→ **Texto apresentado**:
* * *

Engenheiro agronômo Urata diz que
caqui brasileiro tem boa qualidade |
(Foto: Andreano
Takahashi/NB)
Depois da manga,
o caqui pode ser a nova fruta brasileira na mesa do consumidor japonês.
Apesar de ainda estar no papel, a proposta de exportação
já está sendo analisada com mais profundidade. Um seminário
ocorrido no dia 28 de março, na Associação Cultural
e Desportiva de Pilar do Sul, a 113 km de São Paulo, reuniu especialistas
que conhecem bem o exigente mercado nipônico.
O objetivo
do evento, organizado pela Comissão do Prêmio Kiyoshi Yamamoto
da Sociedade Brasileira de Cultura Japonesa e Assistência Social
(Bunkyo), foi oferecer conhecimentos técnicos aos produtores brasileiros
para se viabilizar as vendas do caqui nacional ao Japão. Procedimentos
técnicos serão analisados em um curso organizado na Universidade
de São Paulo (USP) a pedido do Ministério da Agricultura.
Durante o seminário,
Keiko Uramoto, bióloga do Instituto de Biociências da USP,
que participou dos procedimentos da exportação da manga
ao Japão, está otimista com a possibilidade de o caqui brasileiro
ser aprovado pelo governo japonês. Tecnicamente, podemos aproveitar
nossa experiência com a manga. Ao mesmo tempo, temos que preparar
nossas frutas para superar as barreiras fitossanitárias que proíbem
a importação no Japão, disse Keiko. Segundo
ela, no caso da manga, da pesquisa ao início das exportações,
foram necessários quase seis anos.
Além
da questão sanitária, será preciso avançar
nas discussões políticas e na demanda do mercado para o
caqui desembarcar no Japão. Isidoro Yamanaka, presidente da comissão
do Prêmio Kiyoshi Yamamoto do Bunkyo e ex-assessor especial do Ministério
da Agricultura, reafirmou a necessidade do setor ampliar seu lobby junto
ao governo e empresas do Japão.
A Associação
Paulista dos Produtores de Caqui (APPC) já exporta parte de sua
produção ao mercado externo. Segundo o diretor Tadao Jojima,
durante a época de colheita cerca de dois meses, a entidade
reúne os produtos de cada associado no packing center de Pilar
do Sul.
Os produtos
empacotados são exportados à Europa, ao Canadá e
a países de Caribe por via área e marítima. Joijima
prevê mais uns cinco anos para que as primeiras vendas sejam feitas
ao Japão. O engenheiro agrônomo e voluntário da Agência
de Cooperação Internacional do Japão (Jica), Masahiro
Urata, garante que o caqui brasileiro tem boa qualidade.

* * *

→ **Dados para análise**:
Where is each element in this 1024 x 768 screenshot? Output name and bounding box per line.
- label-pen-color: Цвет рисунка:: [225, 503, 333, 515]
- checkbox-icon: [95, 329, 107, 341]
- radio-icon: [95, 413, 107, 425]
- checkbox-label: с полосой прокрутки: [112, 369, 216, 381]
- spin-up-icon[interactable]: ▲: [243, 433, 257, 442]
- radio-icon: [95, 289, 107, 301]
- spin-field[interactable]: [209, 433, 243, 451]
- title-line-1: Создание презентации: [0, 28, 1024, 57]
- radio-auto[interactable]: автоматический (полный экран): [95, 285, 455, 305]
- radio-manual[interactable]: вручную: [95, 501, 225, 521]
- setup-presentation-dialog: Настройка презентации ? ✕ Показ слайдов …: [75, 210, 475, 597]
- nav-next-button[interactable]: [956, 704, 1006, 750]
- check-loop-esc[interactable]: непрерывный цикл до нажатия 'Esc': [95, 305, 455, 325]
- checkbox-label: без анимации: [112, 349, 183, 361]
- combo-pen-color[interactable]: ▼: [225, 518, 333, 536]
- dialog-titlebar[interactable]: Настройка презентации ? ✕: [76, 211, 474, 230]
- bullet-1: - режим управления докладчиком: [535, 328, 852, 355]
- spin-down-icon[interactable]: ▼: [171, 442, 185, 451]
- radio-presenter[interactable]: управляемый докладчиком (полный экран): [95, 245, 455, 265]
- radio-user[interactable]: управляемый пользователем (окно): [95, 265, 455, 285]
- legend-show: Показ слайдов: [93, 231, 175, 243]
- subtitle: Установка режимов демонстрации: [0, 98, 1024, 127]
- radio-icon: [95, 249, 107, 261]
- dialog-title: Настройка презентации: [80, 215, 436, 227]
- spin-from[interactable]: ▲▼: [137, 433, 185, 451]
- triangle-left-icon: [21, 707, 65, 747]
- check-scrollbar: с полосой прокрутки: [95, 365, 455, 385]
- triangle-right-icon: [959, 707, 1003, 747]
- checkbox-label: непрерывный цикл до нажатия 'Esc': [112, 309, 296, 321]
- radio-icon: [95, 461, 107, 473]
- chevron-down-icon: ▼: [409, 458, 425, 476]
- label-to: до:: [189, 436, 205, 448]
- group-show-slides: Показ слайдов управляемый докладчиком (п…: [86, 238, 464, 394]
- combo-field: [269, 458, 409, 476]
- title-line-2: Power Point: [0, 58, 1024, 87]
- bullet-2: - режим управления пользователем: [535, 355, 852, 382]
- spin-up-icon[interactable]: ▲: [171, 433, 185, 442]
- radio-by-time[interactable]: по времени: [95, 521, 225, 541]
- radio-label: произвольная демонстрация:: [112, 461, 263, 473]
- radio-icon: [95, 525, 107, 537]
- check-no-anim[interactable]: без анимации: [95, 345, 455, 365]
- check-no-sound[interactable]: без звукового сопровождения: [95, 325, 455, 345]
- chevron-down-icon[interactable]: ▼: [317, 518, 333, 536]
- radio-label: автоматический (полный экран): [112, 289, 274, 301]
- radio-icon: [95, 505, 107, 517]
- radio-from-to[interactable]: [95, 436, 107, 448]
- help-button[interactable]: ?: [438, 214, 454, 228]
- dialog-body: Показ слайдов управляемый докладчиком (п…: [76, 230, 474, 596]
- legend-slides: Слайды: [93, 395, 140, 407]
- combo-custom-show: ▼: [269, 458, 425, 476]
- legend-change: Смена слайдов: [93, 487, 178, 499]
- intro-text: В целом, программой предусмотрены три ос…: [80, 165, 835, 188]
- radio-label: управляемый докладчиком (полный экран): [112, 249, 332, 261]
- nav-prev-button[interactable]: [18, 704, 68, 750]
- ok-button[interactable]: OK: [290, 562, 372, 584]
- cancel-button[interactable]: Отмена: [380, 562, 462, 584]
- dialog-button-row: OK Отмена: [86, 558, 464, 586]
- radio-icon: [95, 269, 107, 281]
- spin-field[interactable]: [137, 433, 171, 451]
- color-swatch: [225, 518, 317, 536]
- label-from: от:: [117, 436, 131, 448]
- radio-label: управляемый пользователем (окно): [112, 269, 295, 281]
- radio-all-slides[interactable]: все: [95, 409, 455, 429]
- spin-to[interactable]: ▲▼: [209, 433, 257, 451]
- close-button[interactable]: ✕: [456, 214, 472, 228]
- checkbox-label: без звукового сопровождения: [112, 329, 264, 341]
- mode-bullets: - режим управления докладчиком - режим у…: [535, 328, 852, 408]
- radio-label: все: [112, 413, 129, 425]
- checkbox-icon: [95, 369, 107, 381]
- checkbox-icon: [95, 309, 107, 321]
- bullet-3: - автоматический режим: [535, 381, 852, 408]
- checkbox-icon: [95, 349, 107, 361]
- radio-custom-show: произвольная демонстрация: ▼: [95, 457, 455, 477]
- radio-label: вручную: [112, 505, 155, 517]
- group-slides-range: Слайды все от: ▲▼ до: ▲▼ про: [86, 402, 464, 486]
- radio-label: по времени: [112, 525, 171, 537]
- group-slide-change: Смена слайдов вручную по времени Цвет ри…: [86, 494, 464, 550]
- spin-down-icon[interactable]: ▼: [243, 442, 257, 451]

* * *

→ **Instruções da tarefa**: Reproduza, do texto sobre a exportação do caqui, tudo o que vai de "Apesar de ainda" até "Ministério da Agricultura.", sem alterar nenhuma palavra.

→ **Resposta à tarefa**:
Apesar de ainda estar no papel, a proposta de exportação
já está sendo analisada com mais profundidade. Um seminário
ocorrido no dia 28 de março, na Associação Cultural
e Desportiva de Pilar do Sul, a 113 km de São Paulo, reuniu especialistas
que conhecem bem o exigente mercado nipônico.
O objetivo
do evento, organizado pela Comissão do Prêmio Kiyoshi Yamamoto
da Sociedade Brasileira de Cultura Japonesa e Assistência Social
(Bunkyo), foi oferecer conhecimentos técnicos aos produtores brasileiros
para se viabilizar as vendas do caqui nacional ao Japão. Procedimentos
técnicos serão analisados em um curso organizado na Universidade
de São Paulo (USP) a pedido do Ministério da Agricultura.